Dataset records

--- begin ---

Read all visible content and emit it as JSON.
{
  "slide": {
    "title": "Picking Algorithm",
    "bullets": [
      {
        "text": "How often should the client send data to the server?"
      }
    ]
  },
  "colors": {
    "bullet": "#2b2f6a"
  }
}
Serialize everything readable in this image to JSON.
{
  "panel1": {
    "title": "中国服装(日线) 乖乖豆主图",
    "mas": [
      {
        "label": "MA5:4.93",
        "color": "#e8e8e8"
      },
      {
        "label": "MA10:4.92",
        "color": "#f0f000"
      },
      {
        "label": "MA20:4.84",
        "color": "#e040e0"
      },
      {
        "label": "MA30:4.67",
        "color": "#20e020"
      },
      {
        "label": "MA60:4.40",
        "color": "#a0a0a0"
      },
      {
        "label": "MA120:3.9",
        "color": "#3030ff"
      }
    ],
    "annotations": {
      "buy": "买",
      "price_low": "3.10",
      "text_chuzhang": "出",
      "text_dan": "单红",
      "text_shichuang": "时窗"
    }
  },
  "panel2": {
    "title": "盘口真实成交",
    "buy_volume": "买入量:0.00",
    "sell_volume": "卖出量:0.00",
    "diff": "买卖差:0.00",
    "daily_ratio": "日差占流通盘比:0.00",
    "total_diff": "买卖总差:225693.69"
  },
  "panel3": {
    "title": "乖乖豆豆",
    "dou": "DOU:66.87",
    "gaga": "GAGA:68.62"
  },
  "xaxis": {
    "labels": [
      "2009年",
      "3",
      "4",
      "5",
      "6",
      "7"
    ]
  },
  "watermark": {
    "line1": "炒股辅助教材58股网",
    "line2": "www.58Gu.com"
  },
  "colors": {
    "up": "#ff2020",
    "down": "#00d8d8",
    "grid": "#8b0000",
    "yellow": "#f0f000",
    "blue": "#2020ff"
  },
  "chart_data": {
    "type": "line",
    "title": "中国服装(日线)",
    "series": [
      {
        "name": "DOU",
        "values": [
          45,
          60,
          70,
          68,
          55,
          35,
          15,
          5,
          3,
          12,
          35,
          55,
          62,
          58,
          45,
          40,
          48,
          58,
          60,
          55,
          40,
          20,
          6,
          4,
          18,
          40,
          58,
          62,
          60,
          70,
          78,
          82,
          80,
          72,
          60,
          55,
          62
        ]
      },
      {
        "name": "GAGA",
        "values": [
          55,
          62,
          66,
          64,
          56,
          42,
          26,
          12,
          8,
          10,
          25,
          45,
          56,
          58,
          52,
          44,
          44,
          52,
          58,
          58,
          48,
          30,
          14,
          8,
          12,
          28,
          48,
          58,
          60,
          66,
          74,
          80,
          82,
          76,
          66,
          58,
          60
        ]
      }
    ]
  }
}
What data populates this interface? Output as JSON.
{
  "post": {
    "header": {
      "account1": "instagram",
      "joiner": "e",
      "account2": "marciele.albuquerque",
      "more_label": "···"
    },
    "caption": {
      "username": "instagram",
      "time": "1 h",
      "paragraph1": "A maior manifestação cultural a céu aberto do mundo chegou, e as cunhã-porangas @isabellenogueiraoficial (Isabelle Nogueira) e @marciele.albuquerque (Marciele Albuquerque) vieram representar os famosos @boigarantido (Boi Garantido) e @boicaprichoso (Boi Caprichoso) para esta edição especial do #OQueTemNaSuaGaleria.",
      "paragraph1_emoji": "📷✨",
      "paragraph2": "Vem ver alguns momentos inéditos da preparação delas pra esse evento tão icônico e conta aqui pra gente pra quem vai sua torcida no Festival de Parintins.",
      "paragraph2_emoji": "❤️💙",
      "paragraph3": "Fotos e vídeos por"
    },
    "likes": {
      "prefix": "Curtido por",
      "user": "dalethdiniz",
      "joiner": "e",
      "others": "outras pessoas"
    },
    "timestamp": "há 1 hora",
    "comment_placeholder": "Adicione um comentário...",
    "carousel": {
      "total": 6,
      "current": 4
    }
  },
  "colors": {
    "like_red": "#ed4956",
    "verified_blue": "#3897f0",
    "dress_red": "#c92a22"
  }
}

--- end ---

§ **What is asked**
The data above must be returned in full, exactly as written.

§ **Problem solution**
Read all visible content and emit it as JSON.
{
  "slide": {
    "title": "Picking Algorithm",
    "bullets": [
      {
        "text": "How often should the client send data to the server?"
      }
    ]
  },
  "colors": {
    "bullet": "#2b2f6a"
  }
}
Serialize everything readable in this image to JSON.
{
  "panel1": {
    "title": "中国服装(日线) 乖乖豆主图",
    "mas": [
      {
        "label": "MA5:4.93",
        "color": "#e8e8e8"
      },
      {
        "label": "MA10:4.92",
        "color": "#f0f000"
      },
      {
        "label": "MA20:4.84",
        "color": "#e040e0"
      },
      {
        "label": "MA30:4.67",
        "color": "#20e020"
      },
      {
        "label": "MA60:4.40",
        "color": "#a0a0a0"
      },
      {
        "label": "MA120:3.9",
        "color": "#3030ff"
      }
    ],
    "annotations": {
      "buy": "买",
      "price_low": "3.10",
      "text_chuzhang": "出",
      "text_dan": "单红",
      "text_shichuang": "时窗"
    }
  },
  "panel2": {
    "title": "盘口真实成交",
    "buy_volume": "买入量:0.00",
    "sell_volume": "卖出量:0.00",
    "diff": "买卖差:0.00",
    "daily_ratio": "日差占流通盘比:0.00",
    "total_diff": "买卖总差:225693.69"
  },
  "panel3": {
    "title": "乖乖豆豆",
    "dou": "DOU:66.87",
    "gaga": "GAGA:68.62"
  },
  "xaxis": {
    "labels": [
      "2009年",
      "3",
      "4",
      "5",
      "6",
      "7"
    ]
  },
  "watermark": {
    "line1": "炒股辅助教材58股网",
    "line2": "www.58Gu.com"
  },
  "colors": {
    "up": "#ff2020",
    "down": "#00d8d8",
    "grid": "#8b0000",
    "yellow": "#f0f000",
    "blue": "#2020ff"
  },
  "chart_data": {
    "type": "line",
    "title": "中国服装(日线)",
    "series": [
      {
        "name": "DOU",
        "values": [
          45,
          60,
          70,
          68,
          55,
          35,
          15,
          5,
          3,
          12,
          35,
          55,
          62,
          58,
          45,
          40,
          48,
          58,
          60,
          55,
          40,
          20,
          6,
          4,
          18,
          40,
          58,
          62,
          60,
          70,
          78,
          82,
          80,
          72,
          60,
          55,
          62
        ]
      },
      {
        "name": "GAGA",
        "values": [
          55,
          62,
          66,
          64,
          56,
          42,
          26,
          12,
          8,
          10,
          25,
          45,
          56,
          58,
          52,
          44,
          44,
          52,
          58,
          58,
          48,
          30,
          14,
          8,
          12,
          28,
          48,
          58,
          60,
          66,
          74,
          80,
          82,
          76,
          66,
          58,
          60
        ]
      }
    ]
  }
}
What data populates this interface? Output as JSON.
{
  "post": {
    "header": {
      "account1": "instagram",
      "joiner": "e",
      "account2": "marciele.albuquerque",
      "more_label": "···"
    },
    "caption": {
      "username": "instagram",
      "time": "1 h",
      "paragraph1": "A maior manifestação cultural a céu aberto do mundo chegou, e as cunhã-porangas @isabellenogueiraoficial (Isabelle Nogueira) e @marciele.albuquerque (Marciele Albuquerque) vieram representar os famosos @boigarantido (Boi Garantido) e @boicaprichoso (Boi Caprichoso) para esta edição especial do #OQueTemNaSuaGaleria.",
      "paragraph1_emoji": "📷✨",
      "paragraph2": "Vem ver alguns momentos inéditos da preparação delas pra esse evento tão icônico e conta aqui pra gente pra quem vai sua torcida no Festival de Parintins.",
      "paragraph2_emoji": "❤️💙",
      "paragraph3": "Fotos e vídeos por"
    },
    "likes": {
      "prefix": "Curtido por",
      "user": "dalethdiniz",
      "joiner": "e",
      "others": "outras pessoas"
    },
    "timestamp": "há 1 hora",
    "comment_placeholder": "Adicione um comentário...",
    "carousel": {
      "total": 6,
      "current": 4
    }
  },
  "colors": {
    "like_red": "#ed4956",
    "verified_blue": "#3897f0",
    "dress_red": "#c92a22"
  }
}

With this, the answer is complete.